··· Supplied information ···

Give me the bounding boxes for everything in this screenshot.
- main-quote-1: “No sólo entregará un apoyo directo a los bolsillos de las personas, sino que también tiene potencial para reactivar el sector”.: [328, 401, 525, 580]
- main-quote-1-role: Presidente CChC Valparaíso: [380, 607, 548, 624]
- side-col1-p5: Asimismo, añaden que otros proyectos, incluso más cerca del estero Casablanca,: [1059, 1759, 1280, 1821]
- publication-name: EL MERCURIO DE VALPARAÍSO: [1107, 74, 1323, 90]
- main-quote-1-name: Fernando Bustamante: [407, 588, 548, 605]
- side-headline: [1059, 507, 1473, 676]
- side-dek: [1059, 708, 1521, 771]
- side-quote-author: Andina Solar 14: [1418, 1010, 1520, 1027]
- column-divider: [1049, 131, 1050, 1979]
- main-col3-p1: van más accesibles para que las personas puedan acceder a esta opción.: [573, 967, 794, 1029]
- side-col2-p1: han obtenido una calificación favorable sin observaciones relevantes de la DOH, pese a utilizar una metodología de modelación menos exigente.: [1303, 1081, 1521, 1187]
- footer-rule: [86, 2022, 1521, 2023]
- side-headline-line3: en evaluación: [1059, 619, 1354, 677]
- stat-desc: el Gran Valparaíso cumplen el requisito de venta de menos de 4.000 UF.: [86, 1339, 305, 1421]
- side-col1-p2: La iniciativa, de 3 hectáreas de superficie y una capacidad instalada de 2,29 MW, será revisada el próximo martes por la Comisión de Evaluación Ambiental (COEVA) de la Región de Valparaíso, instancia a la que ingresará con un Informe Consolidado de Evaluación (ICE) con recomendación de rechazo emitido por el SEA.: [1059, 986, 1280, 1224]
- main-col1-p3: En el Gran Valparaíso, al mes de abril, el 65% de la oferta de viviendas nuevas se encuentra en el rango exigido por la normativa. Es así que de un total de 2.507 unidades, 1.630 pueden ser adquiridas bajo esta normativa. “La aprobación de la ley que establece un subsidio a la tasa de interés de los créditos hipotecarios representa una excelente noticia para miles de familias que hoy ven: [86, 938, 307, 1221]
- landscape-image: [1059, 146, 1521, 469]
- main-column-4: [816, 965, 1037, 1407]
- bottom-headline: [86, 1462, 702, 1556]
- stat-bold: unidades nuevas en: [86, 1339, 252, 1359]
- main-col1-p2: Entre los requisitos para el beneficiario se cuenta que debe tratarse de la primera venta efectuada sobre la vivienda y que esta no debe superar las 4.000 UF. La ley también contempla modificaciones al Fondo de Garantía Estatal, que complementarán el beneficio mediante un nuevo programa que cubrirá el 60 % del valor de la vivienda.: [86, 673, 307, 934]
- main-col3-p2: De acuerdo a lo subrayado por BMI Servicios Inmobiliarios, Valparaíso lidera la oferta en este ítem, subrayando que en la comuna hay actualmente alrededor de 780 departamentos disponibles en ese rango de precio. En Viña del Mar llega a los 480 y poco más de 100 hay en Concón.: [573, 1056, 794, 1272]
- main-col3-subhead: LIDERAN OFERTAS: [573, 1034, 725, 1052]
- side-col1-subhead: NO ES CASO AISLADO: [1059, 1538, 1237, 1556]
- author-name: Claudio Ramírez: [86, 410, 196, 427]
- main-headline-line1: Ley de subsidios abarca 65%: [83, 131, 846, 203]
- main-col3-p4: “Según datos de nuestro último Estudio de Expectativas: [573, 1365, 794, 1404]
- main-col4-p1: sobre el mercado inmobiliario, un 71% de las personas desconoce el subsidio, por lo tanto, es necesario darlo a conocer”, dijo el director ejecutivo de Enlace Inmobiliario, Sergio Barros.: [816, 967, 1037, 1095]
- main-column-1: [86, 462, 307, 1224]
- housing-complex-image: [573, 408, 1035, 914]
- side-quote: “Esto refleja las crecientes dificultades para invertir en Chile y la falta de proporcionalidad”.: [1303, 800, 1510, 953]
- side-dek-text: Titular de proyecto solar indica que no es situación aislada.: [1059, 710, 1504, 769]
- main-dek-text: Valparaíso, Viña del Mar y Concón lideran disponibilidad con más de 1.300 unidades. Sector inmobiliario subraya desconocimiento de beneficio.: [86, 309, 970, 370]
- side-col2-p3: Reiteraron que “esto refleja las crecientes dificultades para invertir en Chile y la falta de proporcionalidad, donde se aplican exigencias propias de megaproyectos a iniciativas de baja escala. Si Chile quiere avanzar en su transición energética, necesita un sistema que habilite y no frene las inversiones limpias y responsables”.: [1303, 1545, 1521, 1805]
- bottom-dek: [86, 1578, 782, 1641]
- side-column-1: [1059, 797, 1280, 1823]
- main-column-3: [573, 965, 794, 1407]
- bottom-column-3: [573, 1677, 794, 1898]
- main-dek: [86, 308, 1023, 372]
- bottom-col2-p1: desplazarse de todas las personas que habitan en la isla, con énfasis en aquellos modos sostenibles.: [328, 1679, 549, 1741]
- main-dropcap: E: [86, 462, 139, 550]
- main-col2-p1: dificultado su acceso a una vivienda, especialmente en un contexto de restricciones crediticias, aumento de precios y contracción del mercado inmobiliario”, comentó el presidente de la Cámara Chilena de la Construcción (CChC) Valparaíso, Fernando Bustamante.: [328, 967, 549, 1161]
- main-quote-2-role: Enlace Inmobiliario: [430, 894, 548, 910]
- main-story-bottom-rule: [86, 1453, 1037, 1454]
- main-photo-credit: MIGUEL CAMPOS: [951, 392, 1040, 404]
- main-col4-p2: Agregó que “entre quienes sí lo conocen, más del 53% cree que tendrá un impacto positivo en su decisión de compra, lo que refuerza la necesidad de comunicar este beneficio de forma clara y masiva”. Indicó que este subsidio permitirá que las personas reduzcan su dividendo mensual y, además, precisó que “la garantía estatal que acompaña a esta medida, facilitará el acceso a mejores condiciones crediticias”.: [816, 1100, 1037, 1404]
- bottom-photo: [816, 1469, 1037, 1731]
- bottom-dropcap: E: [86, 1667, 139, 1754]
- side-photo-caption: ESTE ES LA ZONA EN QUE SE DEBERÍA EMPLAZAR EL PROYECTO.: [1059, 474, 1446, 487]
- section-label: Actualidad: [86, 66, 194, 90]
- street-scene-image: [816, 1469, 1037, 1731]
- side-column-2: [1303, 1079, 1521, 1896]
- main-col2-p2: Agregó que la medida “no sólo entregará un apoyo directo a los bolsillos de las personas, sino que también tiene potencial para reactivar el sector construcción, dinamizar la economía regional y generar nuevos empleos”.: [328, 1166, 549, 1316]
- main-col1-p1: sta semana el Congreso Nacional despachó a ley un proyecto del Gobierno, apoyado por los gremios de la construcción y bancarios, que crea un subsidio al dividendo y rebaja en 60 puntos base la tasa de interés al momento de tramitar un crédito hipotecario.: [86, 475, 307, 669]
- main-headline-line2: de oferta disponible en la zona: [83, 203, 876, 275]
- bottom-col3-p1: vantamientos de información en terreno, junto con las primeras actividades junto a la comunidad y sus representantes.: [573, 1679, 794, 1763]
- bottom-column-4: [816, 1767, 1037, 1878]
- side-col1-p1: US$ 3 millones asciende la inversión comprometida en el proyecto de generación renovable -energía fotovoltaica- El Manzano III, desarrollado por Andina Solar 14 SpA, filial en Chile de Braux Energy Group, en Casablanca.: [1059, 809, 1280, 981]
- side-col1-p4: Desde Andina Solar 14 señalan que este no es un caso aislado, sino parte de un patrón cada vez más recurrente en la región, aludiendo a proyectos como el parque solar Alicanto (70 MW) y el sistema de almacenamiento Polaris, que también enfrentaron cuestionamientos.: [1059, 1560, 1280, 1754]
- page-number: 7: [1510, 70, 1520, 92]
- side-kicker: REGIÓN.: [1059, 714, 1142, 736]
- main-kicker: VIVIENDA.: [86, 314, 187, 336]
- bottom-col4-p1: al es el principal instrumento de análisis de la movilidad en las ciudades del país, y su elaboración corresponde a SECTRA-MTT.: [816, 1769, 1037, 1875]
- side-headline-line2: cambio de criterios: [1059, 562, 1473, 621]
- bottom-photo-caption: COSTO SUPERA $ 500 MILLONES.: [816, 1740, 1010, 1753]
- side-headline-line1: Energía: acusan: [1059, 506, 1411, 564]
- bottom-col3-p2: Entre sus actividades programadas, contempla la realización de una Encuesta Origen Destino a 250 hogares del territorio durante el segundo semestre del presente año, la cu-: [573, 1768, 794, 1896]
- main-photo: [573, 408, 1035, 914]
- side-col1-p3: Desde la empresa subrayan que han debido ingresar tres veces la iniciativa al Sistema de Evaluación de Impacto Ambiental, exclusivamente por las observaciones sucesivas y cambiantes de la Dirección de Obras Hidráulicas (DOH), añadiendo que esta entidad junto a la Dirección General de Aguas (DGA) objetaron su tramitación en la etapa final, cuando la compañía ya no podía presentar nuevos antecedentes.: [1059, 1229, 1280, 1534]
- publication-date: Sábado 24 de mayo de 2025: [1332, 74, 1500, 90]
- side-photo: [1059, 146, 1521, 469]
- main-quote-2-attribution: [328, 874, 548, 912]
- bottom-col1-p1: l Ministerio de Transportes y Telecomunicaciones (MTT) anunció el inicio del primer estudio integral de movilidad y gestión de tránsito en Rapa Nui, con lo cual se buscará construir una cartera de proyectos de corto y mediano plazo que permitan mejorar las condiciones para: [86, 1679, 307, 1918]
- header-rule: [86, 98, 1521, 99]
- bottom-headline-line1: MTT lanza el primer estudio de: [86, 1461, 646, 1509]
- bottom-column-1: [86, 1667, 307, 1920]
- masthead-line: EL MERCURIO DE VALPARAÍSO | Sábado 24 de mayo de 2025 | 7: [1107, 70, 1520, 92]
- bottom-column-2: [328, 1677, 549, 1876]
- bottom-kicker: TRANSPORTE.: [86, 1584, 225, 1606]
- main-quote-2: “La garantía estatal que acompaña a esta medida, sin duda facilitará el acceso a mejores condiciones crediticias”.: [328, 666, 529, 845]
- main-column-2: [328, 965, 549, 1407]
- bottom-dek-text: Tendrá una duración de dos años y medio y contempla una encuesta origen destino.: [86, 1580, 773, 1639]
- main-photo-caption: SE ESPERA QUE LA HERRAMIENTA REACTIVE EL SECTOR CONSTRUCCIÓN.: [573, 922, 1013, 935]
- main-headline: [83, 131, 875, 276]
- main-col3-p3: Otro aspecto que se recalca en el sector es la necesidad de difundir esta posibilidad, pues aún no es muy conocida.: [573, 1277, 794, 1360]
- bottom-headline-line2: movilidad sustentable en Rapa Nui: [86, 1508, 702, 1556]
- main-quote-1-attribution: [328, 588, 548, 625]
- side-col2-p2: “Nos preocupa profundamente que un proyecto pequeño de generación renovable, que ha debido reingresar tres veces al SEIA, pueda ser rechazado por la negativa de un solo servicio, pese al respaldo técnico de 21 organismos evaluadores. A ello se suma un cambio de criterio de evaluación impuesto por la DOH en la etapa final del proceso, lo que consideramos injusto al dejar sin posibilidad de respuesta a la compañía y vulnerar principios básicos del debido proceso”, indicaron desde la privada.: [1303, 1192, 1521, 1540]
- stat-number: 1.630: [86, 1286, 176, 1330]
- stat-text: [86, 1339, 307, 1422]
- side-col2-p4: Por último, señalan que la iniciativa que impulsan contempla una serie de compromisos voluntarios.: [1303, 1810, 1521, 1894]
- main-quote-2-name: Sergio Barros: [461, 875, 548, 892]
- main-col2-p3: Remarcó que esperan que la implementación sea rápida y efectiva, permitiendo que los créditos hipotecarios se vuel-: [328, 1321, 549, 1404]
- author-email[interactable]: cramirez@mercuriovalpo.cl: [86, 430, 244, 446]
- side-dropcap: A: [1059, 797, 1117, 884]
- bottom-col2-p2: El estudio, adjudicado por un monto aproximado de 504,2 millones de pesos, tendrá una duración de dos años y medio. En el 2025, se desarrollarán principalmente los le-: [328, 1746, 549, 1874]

···

» **Stated exercise**: Repeat every line of the records from the beginning down to the line containing "- stat-desc: el", with both of those lines included.

» **Exercise result**:
Give me the bounding boxes for everything in this screenshot.
- main-quote-1: “No sólo entregará un apoyo directo a los bolsillos de las personas, sino que también tiene potencial para reactivar el sector”.: [328, 401, 525, 580]
- main-quote-1-role: Presidente CChC Valparaíso: [380, 607, 548, 624]
- side-col1-p5: Asimismo, añaden que otros proyectos, incluso más cerca del estero Casablanca,: [1059, 1759, 1280, 1821]
- publication-name: EL MERCURIO DE VALPARAÍSO: [1107, 74, 1323, 90]
- main-quote-1-name: Fernando Bustamante: [407, 588, 548, 605]
- side-headline: [1059, 507, 1473, 676]
- side-dek: [1059, 708, 1521, 771]
- side-quote-author: Andina Solar 14: [1418, 1010, 1520, 1027]
- column-divider: [1049, 131, 1050, 1979]
- main-col3-p1: van más accesibles para que las personas puedan acceder a esta opción.: [573, 967, 794, 1029]
- side-col2-p1: han obtenido una calificación favorable sin observaciones relevantes de la DOH, pese a utilizar una metodología de modelación menos exigente.: [1303, 1081, 1521, 1187]
- footer-rule: [86, 2022, 1521, 2023]
- side-headline-line3: en evaluación: [1059, 619, 1354, 677]
- stat-desc: el Gran Valparaíso cumplen el requisito de venta de menos de 4.000 UF.: [86, 1339, 305, 1421]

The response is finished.